Start

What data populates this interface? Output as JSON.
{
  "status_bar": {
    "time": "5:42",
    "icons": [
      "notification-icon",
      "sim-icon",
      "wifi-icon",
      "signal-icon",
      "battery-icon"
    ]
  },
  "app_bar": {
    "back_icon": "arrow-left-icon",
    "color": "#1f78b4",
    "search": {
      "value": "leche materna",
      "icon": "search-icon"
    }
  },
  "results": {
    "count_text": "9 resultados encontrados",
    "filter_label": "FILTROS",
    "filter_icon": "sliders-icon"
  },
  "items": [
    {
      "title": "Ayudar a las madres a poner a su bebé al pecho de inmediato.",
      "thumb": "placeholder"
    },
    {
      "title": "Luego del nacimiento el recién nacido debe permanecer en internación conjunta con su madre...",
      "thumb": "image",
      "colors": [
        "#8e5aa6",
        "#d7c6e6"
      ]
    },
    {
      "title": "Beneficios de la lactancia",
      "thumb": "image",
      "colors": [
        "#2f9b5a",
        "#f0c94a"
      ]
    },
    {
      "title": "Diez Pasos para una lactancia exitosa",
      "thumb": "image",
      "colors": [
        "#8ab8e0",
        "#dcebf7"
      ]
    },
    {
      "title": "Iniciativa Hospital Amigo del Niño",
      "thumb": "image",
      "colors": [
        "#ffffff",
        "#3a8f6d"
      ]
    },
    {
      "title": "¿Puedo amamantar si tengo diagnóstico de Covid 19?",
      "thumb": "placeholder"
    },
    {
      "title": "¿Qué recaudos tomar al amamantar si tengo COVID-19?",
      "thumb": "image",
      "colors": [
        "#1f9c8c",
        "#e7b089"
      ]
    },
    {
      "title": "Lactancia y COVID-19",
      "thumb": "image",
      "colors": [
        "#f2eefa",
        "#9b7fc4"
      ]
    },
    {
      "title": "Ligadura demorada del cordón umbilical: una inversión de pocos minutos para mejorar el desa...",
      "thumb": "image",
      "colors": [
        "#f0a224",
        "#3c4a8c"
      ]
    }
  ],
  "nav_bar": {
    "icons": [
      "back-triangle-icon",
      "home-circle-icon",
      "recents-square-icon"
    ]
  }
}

End

* **EXERCISE DETAILS**
Go through the material above and count the lines that contain "para"; give that number alone.

* **TASK SOLUTION**
2